**WHAT THIS TASK INVOLVES:** Select the lines of the records containing the word "услуги" and list them.

---- MATERIAL SHOWN

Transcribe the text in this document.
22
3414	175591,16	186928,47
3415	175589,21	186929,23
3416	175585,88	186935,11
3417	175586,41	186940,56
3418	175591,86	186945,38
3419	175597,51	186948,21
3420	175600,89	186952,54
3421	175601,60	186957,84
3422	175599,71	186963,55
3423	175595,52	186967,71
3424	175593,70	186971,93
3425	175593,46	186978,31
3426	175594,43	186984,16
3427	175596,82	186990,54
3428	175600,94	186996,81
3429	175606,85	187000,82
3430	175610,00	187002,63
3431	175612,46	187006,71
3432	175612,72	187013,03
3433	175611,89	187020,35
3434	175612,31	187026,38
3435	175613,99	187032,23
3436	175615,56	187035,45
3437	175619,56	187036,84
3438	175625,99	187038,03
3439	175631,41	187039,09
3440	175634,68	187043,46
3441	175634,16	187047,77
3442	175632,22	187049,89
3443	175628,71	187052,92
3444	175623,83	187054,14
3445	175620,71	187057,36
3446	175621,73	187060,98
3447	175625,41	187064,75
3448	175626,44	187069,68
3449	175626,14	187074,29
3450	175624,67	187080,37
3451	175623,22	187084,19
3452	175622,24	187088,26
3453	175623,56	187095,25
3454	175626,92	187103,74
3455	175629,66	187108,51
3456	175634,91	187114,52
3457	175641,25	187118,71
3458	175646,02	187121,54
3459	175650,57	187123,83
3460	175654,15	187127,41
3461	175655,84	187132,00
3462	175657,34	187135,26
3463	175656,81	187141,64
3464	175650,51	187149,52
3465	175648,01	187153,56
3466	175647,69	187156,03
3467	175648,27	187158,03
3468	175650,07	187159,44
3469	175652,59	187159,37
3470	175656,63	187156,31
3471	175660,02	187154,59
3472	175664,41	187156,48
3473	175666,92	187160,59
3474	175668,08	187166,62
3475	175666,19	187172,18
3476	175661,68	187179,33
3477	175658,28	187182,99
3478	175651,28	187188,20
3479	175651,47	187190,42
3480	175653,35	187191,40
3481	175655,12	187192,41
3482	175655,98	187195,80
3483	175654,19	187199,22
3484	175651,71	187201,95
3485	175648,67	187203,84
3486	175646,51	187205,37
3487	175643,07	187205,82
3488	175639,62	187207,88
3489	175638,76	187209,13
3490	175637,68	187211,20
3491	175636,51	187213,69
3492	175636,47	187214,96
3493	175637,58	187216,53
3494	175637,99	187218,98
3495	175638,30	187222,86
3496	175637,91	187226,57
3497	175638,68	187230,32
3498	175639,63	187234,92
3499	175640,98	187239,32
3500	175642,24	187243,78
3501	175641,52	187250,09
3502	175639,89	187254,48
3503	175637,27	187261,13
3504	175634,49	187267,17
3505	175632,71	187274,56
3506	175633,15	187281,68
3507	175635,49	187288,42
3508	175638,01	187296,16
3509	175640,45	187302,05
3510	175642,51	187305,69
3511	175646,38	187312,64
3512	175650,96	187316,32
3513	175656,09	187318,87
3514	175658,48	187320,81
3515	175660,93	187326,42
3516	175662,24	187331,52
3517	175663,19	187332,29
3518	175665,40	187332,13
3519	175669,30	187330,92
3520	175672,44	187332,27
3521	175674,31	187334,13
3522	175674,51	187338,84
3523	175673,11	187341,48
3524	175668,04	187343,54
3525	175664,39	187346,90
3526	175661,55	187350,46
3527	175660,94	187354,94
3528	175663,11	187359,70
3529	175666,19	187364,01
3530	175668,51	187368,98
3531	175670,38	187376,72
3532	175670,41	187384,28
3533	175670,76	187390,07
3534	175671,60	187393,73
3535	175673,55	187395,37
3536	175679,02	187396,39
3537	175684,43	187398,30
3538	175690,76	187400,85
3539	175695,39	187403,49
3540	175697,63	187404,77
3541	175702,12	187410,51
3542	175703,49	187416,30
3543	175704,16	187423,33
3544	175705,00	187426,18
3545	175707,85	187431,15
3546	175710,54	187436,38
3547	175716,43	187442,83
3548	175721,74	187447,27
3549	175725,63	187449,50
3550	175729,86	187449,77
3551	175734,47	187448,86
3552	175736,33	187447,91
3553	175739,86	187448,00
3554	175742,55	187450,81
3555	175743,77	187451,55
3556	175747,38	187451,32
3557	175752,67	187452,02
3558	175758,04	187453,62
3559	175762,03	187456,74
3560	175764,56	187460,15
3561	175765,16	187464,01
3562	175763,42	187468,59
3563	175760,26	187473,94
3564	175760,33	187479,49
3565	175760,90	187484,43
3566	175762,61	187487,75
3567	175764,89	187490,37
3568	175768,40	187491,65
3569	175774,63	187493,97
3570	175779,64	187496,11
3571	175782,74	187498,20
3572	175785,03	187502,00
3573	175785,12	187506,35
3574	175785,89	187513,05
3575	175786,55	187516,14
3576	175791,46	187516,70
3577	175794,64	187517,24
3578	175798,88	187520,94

--------
---- MATERIAL SHOWN

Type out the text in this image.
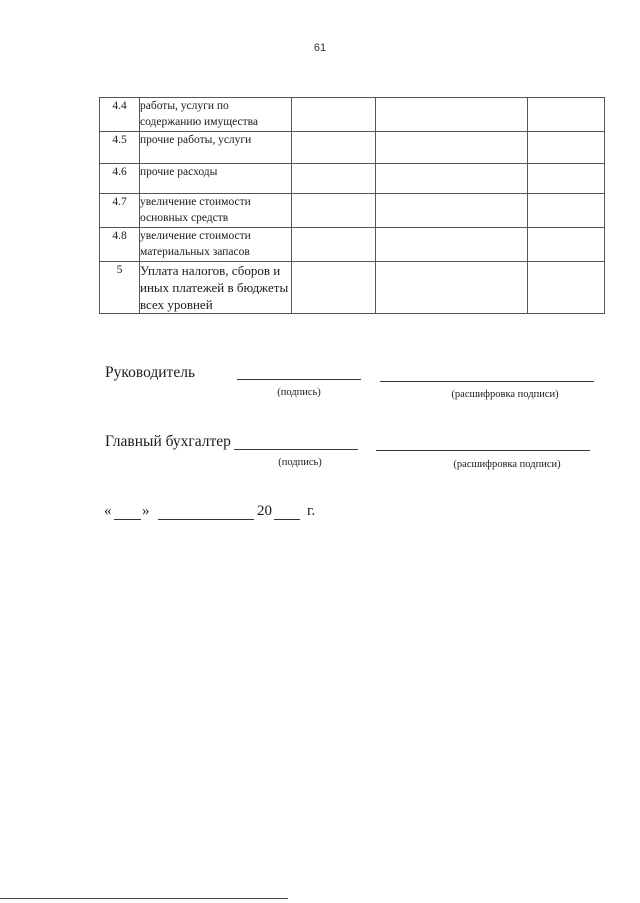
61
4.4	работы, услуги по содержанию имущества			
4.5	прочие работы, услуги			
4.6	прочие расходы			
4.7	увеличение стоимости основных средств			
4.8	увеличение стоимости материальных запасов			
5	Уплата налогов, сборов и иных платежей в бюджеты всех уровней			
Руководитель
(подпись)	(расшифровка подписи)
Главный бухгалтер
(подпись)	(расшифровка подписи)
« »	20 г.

--------

**RESPONSE TO THE TASK:**
4.4	работы, услуги по содержанию имущества			
4.5	прочие работы, услуги			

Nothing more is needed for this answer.